STATED PROBLEM: Without the images, write out the whole listing exactly.

Data records:
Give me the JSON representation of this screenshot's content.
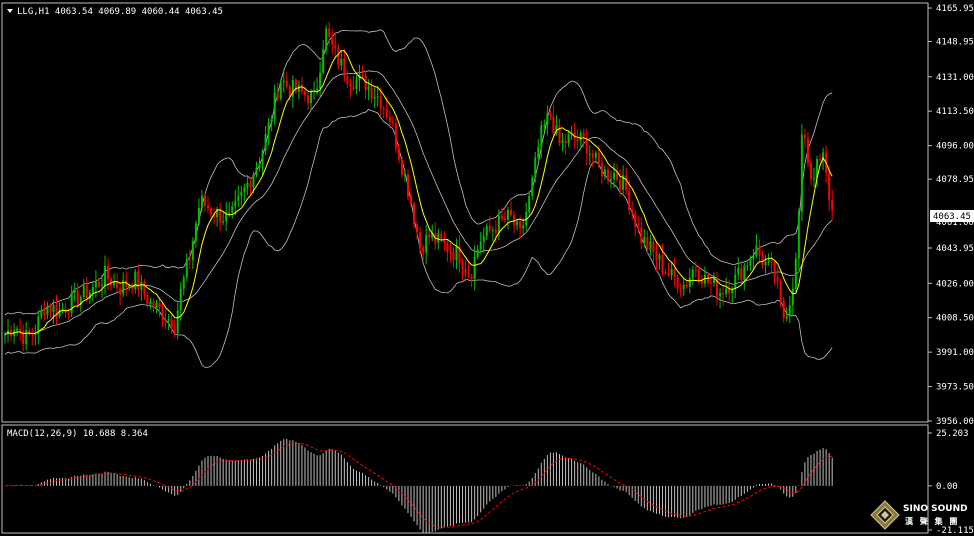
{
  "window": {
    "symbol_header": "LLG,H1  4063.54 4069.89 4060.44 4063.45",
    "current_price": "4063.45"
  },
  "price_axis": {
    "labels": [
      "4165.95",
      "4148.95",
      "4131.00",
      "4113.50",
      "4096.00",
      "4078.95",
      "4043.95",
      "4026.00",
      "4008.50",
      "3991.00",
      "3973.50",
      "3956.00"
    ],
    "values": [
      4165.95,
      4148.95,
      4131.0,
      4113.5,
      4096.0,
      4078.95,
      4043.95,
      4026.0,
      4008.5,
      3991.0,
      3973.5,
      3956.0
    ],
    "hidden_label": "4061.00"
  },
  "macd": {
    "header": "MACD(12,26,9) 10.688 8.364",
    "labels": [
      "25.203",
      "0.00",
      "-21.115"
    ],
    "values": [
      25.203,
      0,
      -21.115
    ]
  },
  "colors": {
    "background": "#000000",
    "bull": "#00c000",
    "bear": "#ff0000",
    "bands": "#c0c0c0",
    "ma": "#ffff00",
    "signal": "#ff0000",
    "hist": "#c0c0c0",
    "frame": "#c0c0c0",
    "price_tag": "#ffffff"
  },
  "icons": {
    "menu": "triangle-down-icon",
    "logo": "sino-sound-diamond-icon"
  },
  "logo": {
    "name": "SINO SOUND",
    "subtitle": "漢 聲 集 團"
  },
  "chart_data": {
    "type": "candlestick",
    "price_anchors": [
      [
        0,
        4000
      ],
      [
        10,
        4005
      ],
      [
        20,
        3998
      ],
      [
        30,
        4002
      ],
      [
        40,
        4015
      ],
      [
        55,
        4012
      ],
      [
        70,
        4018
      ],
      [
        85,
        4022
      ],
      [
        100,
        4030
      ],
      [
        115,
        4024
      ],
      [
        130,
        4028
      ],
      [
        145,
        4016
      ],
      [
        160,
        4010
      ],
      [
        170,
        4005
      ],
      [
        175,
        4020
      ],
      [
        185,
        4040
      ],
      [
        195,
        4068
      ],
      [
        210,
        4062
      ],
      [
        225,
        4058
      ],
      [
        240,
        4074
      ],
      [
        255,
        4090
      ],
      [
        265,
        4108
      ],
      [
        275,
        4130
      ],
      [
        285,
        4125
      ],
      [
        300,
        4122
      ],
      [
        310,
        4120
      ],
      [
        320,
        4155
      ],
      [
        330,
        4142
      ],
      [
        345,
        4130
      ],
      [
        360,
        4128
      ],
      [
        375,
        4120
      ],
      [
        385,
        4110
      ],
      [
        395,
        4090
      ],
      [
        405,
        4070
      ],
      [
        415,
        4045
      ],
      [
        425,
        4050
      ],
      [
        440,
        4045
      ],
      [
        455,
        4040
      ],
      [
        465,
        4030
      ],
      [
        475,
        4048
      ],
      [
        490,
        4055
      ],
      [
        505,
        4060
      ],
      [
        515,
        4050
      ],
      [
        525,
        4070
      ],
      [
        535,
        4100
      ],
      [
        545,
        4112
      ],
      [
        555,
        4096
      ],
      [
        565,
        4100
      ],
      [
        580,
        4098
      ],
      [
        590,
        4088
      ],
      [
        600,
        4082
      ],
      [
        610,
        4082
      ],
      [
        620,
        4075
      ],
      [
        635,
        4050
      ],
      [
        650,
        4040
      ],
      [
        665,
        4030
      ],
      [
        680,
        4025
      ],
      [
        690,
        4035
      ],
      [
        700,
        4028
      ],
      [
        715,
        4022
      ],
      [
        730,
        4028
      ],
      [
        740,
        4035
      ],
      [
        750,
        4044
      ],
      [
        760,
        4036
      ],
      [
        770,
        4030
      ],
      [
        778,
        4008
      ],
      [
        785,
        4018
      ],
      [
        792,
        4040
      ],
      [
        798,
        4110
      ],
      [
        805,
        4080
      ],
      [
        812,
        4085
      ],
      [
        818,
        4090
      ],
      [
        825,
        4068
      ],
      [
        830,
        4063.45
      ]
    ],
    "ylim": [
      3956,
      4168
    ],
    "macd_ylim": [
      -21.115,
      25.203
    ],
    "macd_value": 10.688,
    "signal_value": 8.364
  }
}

SOLUTION FOR THIS TASK:
Give me the JSON representation of this screenshot's content.
{
  "window": {
    "symbol_header": "LLG,H1  4063.54 4069.89 4060.44 4063.45",
    "current_price": "4063.45"
  },
  "price_axis": {
    "labels": [
      "4165.95",
      "4148.95",
      "4131.00",
      "4113.50",
      "4096.00",
      "4078.95",
      "4043.95",
      "4026.00",
      "4008.50",
      "3991.00",
      "3973.50",
      "3956.00"
    ],
    "values": [
      4165.95,
      4148.95,
      4131.0,
      4113.5,
      4096.0,
      4078.95,
      4043.95,
      4026.0,
      4008.5,
      3991.0,
      3973.5,
      3956.0
    ],
    "hidden_label": "4061.00"
  },
  "macd": {
    "header": "MACD(12,26,9) 10.688 8.364",
    "labels": [
      "25.203",
      "0.00",
      "-21.115"
    ],
    "values": [
      25.203,
      0,
      -21.115
    ]
  },
  "colors": {
    "background": "#000000",
    "bull": "#00c000",
    "bear": "#ff0000",
    "bands": "#c0c0c0",
    "ma": "#ffff00",
    "signal": "#ff0000",
    "hist": "#c0c0c0",
    "frame": "#c0c0c0",
    "price_tag": "#ffffff"
  },
  "icons": {
    "menu": "triangle-down-icon",
    "logo": "sino-sound-diamond-icon"
  },
  "logo": {
    "name": "SINO SOUND",
    "subtitle": "漢 聲 集 團"
  },
  "chart_data": {
    "type": "candlestick",
    "price_anchors": [
      [
        0,
        4000
      ],
      [
        10,
        4005
      ],
      [
        20,
        3998
      ],
      [
        30,
        4002
      ],
      [
        40,
        4015
      ],
      [
        55,
        4012
      ],
      [
        70,
        4018
      ],
      [
        85,
        4022
      ],
      [
        100,
        4030
      ],
      [
        115,
        4024
      ],
      [
        130,
        4028
      ],
      [
        145,
        4016
      ],
      [
        160,
        4010
      ],
      [
        170,
        4005
      ],
      [
        175,
        4020
      ],
      [
        185,
        4040
      ],
      [
        195,
        4068
      ],
      [
        210,
        4062
      ],
      [
        225,
        4058
      ],
      [
        240,
        4074
      ],
      [
        255,
        4090
      ],
      [
        265,
        4108
      ],
      [
        275,
        4130
      ],
      [
        285,
        4125
      ],
      [
        300,
        4122
      ],
      [
        310,
        4120
      ],
      [
        320,
        4155
      ],
      [
        330,
        4142
      ],
      [
        345,
        4130
      ],
      [
        360,
        4128
      ],
      [
        375,
        4120
      ],
      [
        385,
        4110
      ],
      [
        395,
        4090
      ],
      [
        405,
        4070
      ],
      [
        415,
        4045
      ],
      [
        425,
        4050
      ],
      [
        440,
        4045
      ],
      [
        455,
        4040
      ],
      [
        465,
        4030
      ],
      [
        475,
        4048
      ],
      [
        490,
        4055
      ],
      [
        505,
        4060
      ],
      [
        515,
        4050
      ],
      [
        525,
        4070
      ],
      [
        535,
        4100
      ],
      [
        545,
        4112
      ],
      [
        555,
        4096
      ],
      [
        565,
        4100
      ],
      [
        580,
        4098
      ],
      [
        590,
        4088
      ],
      [
        600,
        4082
      ],
      [
        610,
        4082
      ],
      [
        620,
        4075
      ],
      [
        635,
        4050
      ],
      [
        650,
        4040
      ],
      [
        665,
        4030
      ],
      [
        680,
        4025
      ],
      [
        690,
        4035
      ],
      [
        700,
        4028
      ],
      [
        715,
        4022
      ],
      [
        730,
        4028
      ],
      [
        740,
        4035
      ],
      [
        750,
        4044
      ],
      [
        760,
        4036
      ],
      [
        770,
        4030
      ],
      [
        778,
        4008
      ],
      [
        785,
        4018
      ],
      [
        792,
        4040
      ],
      [
        798,
        4110
      ],
      [
        805,
        4080
      ],
      [
        812,
        4085
      ],
      [
        818,
        4090
      ],
      [
        825,
        4068
      ],
      [
        830,
        4063.45
      ]
    ],
    "ylim": [
      3956,
      4168
    ],
    "macd_ylim": [
      -21.115,
      25.203
    ],
    "macd_value": 10.688,
    "signal_value": 8.364
  }
}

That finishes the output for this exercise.